Begin RECORDS FOR THE TASK
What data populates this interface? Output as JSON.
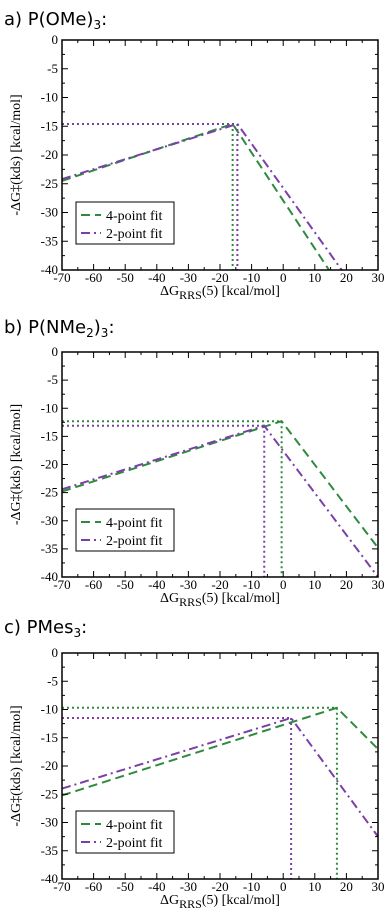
{
  "colors": {
    "green": "#2e8b3e",
    "purple": "#7b3fa8",
    "axis": "#000000"
  },
  "chart_data": [
    {
      "type": "line",
      "title_main": "a) P(OMe)",
      "title_sub": "3",
      "title_end": ":",
      "xlabel_main": "ΔG",
      "xlabel_sub": "RRS",
      "xlabel_end": "(5) [kcal/mol]",
      "ylabel": "-ΔG‡(kds) [kcal/mol]",
      "xlim": [
        -70,
        30
      ],
      "ylim": [
        -40,
        0
      ],
      "xticks": [
        "-70",
        "-60",
        "-50",
        "-40",
        "-30",
        "-20",
        "-10",
        "0",
        "10",
        "20",
        "30"
      ],
      "yticks": [
        "0",
        "-5",
        "-10",
        "-15",
        "-20",
        "-25",
        "-30",
        "-35",
        "-40"
      ],
      "legend_position": "lower-left",
      "series": [
        {
          "name": "4-point fit",
          "style": "dashed",
          "color": "#2e8b3e",
          "x": [
            -70,
            -16,
            14.5
          ],
          "y": [
            -24.5,
            -14.6,
            -40
          ],
          "marker_x": -16,
          "marker_y": -14.6
        },
        {
          "name": "2-point fit",
          "style": "dashdot",
          "color": "#7b3fa8",
          "x": [
            -70,
            -14.5,
            18.5
          ],
          "y": [
            -24.2,
            -14.6,
            -40
          ],
          "marker_x": -14.5,
          "marker_y": -14.6
        }
      ]
    },
    {
      "type": "line",
      "title_main": "b) P(NMe",
      "title_sub": "2",
      "title_end": ")",
      "title_sub2": "3",
      "title_end2": ":",
      "xlabel_main": "ΔG",
      "xlabel_sub": "RRS",
      "xlabel_end": "(5) [kcal/mol]",
      "ylabel": "-ΔG‡(kds) [kcal/mol]",
      "xlim": [
        -70,
        30
      ],
      "ylim": [
        -40,
        0
      ],
      "xticks": [
        "-70",
        "-60",
        "-50",
        "-40",
        "-30",
        "-20",
        "-10",
        "0",
        "10",
        "20",
        "30"
      ],
      "yticks": [
        "0",
        "-5",
        "-10",
        "-15",
        "-20",
        "-25",
        "-30",
        "-35",
        "-40"
      ],
      "legend_position": "lower-left",
      "series": [
        {
          "name": "4-point fit",
          "style": "dashed",
          "color": "#2e8b3e",
          "x": [
            -70,
            -0.5,
            30
          ],
          "y": [
            -24.8,
            -12.3,
            -34.8
          ],
          "marker_x": -0.5,
          "marker_y": -12.3
        },
        {
          "name": "2-point fit",
          "style": "dashdot",
          "color": "#7b3fa8",
          "x": [
            -70,
            -6,
            30
          ],
          "y": [
            -24.4,
            -13.1,
            -40
          ],
          "marker_x": -6,
          "marker_y": -13.1
        }
      ]
    },
    {
      "type": "line",
      "title_main": "c) PMes",
      "title_sub": "3",
      "title_end": ":",
      "xlabel_main": "ΔG",
      "xlabel_sub": "RRS",
      "xlabel_end": "(5) [kcal/mol]",
      "ylabel": "-ΔG‡(kds) [kcal/mol]",
      "xlim": [
        -70,
        30
      ],
      "ylim": [
        -40,
        0
      ],
      "xticks": [
        "-70",
        "-60",
        "-50",
        "-40",
        "-30",
        "-20",
        "-10",
        "0",
        "10",
        "20",
        "30"
      ],
      "yticks": [
        "0",
        "-5",
        "-10",
        "-15",
        "-20",
        "-25",
        "-30",
        "-35",
        "-40"
      ],
      "legend_position": "lower-left",
      "series": [
        {
          "name": "4-point fit",
          "style": "dashed",
          "color": "#2e8b3e",
          "x": [
            -70,
            17,
            30
          ],
          "y": [
            -25.2,
            -9.7,
            -17
          ],
          "marker_x": 17,
          "marker_y": -9.7
        },
        {
          "name": "2-point fit",
          "style": "dashdot",
          "color": "#7b3fa8",
          "x": [
            -70,
            2.5,
            30
          ],
          "y": [
            -24,
            -11.5,
            -32.5
          ],
          "marker_x": 2.5,
          "marker_y": -11.5
        }
      ]
    }
  ]
}
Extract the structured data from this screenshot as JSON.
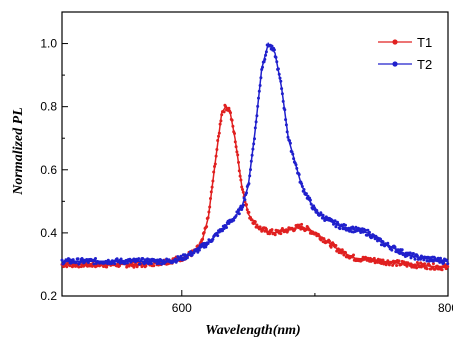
End RECORDS FOR THE TASK
- SHORT EXERCISE:
Copy all the records above exactly, but leave out the pictures.

- EXERCISE RESULT:
What data populates this interface? Output as JSON.
{
  "colors": {
    "green": "#2e8b3e",
    "purple": "#7b3fa8",
    "axis": "#000000"
  },
  "chart_data": [
    {
      "type": "line",
      "title_main": "a) P(OMe)",
      "title_sub": "3",
      "title_end": ":",
      "xlabel_main": "ΔG",
      "xlabel_sub": "RRS",
      "xlabel_end": "(5) [kcal/mol]",
      "ylabel": "-ΔG‡(kds) [kcal/mol]",
      "xlim": [
        -70,
        30
      ],
      "ylim": [
        -40,
        0
      ],
      "xticks": [
        "-70",
        "-60",
        "-50",
        "-40",
        "-30",
        "-20",
        "-10",
        "0",
        "10",
        "20",
        "30"
      ],
      "yticks": [
        "0",
        "-5",
        "-10",
        "-15",
        "-20",
        "-25",
        "-30",
        "-35",
        "-40"
      ],
      "legend_position": "lower-left",
      "series": [
        {
          "name": "4-point fit",
          "style": "dashed",
          "color": "#2e8b3e",
          "x": [
            -70,
            -16,
            14.5
          ],
          "y": [
            -24.5,
            -14.6,
            -40
          ],
          "marker_x": -16,
          "marker_y": -14.6
        },
        {
          "name": "2-point fit",
          "style": "dashdot",
          "color": "#7b3fa8",
          "x": [
            -70,
            -14.5,
            18.5
          ],
          "y": [
            -24.2,
            -14.6,
            -40
          ],
          "marker_x": -14.5,
          "marker_y": -14.6
        }
      ]
    },
    {
      "type": "line",
      "title_main": "b) P(NMe",
      "title_sub": "2",
      "title_end": ")",
      "title_sub2": "3",
      "title_end2": ":",
      "xlabel_main": "ΔG",
      "xlabel_sub": "RRS",
      "xlabel_end": "(5) [kcal/mol]",
      "ylabel": "-ΔG‡(kds) [kcal/mol]",
      "xlim": [
        -70,
        30
      ],
      "ylim": [
        -40,
        0
      ],
      "xticks": [
        "-70",
        "-60",
        "-50",
        "-40",
        "-30",
        "-20",
        "-10",
        "0",
        "10",
        "20",
        "30"
      ],
      "yticks": [
        "0",
        "-5",
        "-10",
        "-15",
        "-20",
        "-25",
        "-30",
        "-35",
        "-40"
      ],
      "legend_position": "lower-left",
      "series": [
        {
          "name": "4-point fit",
          "style": "dashed",
          "color": "#2e8b3e",
          "x": [
            -70,
            -0.5,
            30
          ],
          "y": [
            -24.8,
            -12.3,
            -34.8
          ],
          "marker_x": -0.5,
          "marker_y": -12.3
        },
        {
          "name": "2-point fit",
          "style": "dashdot",
          "color": "#7b3fa8",
          "x": [
            -70,
            -6,
            30
          ],
          "y": [
            -24.4,
            -13.1,
            -40
          ],
          "marker_x": -6,
          "marker_y": -13.1
        }
      ]
    },
    {
      "type": "line",
      "title_main": "c) PMes",
      "title_sub": "3",
      "title_end": ":",
      "xlabel_main": "ΔG",
      "xlabel_sub": "RRS",
      "xlabel_end": "(5) [kcal/mol]",
      "ylabel": "-ΔG‡(kds) [kcal/mol]",
      "xlim": [
        -70,
        30
      ],
      "ylim": [
        -40,
        0
      ],
      "xticks": [
        "-70",
        "-60",
        "-50",
        "-40",
        "-30",
        "-20",
        "-10",
        "0",
        "10",
        "20",
        "30"
      ],
      "yticks": [
        "0",
        "-5",
        "-10",
        "-15",
        "-20",
        "-25",
        "-30",
        "-35",
        "-40"
      ],
      "legend_position": "lower-left",
      "series": [
        {
          "name": "4-point fit",
          "style": "dashed",
          "color": "#2e8b3e",
          "x": [
            -70,
            17,
            30
          ],
          "y": [
            -25.2,
            -9.7,
            -17
          ],
          "marker_x": 17,
          "marker_y": -9.7
        },
        {
          "name": "2-point fit",
          "style": "dashdot",
          "color": "#7b3fa8",
          "x": [
            -70,
            2.5,
            30
          ],
          "y": [
            -24,
            -11.5,
            -32.5
          ],
          "marker_x": 2.5,
          "marker_y": -11.5
        }
      ]
    }
  ]
}
Extract the structured data from this screenshot as JSON.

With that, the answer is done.